WORK TO COMPLETE
Copy each line below that contains "Calculation".

>> Start RECORDED DATA

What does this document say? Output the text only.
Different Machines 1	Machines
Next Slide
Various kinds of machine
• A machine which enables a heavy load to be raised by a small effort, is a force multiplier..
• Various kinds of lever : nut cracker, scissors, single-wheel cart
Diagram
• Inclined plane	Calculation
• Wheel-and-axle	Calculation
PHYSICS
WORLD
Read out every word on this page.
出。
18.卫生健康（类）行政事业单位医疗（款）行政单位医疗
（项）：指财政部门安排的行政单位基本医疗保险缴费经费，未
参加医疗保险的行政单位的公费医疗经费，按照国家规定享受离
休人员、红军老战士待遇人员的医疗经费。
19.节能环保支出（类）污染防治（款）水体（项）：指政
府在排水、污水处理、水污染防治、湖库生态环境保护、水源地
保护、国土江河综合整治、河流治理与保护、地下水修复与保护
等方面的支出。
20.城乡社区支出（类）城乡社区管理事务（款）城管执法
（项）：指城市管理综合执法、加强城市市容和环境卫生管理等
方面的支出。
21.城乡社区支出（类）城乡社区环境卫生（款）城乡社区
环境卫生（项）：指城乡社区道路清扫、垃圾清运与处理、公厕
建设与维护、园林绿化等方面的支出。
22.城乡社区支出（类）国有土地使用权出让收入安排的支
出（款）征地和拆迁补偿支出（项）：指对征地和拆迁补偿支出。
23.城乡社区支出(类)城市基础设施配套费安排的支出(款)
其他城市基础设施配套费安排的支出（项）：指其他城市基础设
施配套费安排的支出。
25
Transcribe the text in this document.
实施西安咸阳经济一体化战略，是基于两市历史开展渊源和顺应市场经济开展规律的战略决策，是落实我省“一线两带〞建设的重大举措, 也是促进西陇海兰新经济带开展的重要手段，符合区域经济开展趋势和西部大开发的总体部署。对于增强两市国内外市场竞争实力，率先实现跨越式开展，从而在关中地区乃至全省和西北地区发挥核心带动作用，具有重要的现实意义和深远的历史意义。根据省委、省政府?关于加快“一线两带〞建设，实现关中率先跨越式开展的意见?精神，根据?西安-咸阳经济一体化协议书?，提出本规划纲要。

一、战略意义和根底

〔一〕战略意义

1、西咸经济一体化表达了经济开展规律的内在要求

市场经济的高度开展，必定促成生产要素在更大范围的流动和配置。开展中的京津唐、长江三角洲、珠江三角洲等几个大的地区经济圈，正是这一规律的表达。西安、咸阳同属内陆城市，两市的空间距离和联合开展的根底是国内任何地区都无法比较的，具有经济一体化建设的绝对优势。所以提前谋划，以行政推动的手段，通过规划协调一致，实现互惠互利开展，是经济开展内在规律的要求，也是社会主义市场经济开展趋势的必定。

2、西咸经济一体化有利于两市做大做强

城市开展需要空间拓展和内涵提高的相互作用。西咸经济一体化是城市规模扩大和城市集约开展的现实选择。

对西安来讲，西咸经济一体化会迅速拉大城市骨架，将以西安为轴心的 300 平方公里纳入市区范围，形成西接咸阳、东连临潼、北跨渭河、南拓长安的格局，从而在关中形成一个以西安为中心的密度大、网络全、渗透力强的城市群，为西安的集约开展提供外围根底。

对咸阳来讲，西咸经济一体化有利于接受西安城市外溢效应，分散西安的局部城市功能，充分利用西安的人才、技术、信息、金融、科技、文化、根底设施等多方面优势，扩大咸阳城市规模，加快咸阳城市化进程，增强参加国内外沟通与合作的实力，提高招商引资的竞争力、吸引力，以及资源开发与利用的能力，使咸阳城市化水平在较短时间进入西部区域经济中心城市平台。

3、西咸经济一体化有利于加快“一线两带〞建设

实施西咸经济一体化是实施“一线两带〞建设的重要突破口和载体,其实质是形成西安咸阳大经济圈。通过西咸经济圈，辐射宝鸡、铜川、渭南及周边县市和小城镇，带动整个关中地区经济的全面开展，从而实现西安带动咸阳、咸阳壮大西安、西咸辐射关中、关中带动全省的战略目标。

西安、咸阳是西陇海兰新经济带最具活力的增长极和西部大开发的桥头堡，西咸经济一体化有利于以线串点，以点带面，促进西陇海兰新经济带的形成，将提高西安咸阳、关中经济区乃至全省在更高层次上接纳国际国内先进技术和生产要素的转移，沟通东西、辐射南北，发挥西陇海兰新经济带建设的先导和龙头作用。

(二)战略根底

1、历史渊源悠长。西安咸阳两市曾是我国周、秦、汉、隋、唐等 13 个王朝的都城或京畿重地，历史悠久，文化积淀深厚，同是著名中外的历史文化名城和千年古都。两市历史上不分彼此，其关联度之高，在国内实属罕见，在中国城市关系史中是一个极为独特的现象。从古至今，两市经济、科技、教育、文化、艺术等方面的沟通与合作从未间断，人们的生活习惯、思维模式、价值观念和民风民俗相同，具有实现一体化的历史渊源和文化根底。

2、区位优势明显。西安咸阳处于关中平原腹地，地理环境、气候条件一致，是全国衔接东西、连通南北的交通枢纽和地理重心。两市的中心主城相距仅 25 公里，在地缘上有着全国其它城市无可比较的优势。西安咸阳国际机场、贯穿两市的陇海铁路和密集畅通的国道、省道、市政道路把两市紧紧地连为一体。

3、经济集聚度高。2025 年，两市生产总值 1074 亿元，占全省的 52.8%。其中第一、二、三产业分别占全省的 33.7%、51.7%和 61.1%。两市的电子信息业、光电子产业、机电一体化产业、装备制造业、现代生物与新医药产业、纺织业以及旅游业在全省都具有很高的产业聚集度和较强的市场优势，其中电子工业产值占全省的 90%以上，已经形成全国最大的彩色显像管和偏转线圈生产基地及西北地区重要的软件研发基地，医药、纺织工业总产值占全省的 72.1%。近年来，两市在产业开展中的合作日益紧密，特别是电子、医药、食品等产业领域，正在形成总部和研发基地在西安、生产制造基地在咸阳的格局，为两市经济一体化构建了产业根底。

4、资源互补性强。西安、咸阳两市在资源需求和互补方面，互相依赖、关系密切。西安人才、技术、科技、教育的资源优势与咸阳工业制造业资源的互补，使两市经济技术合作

>> End RECORDED DATA

OUTPUT
• Inclined plane	Calculation
• Wheel-and-axle	Calculation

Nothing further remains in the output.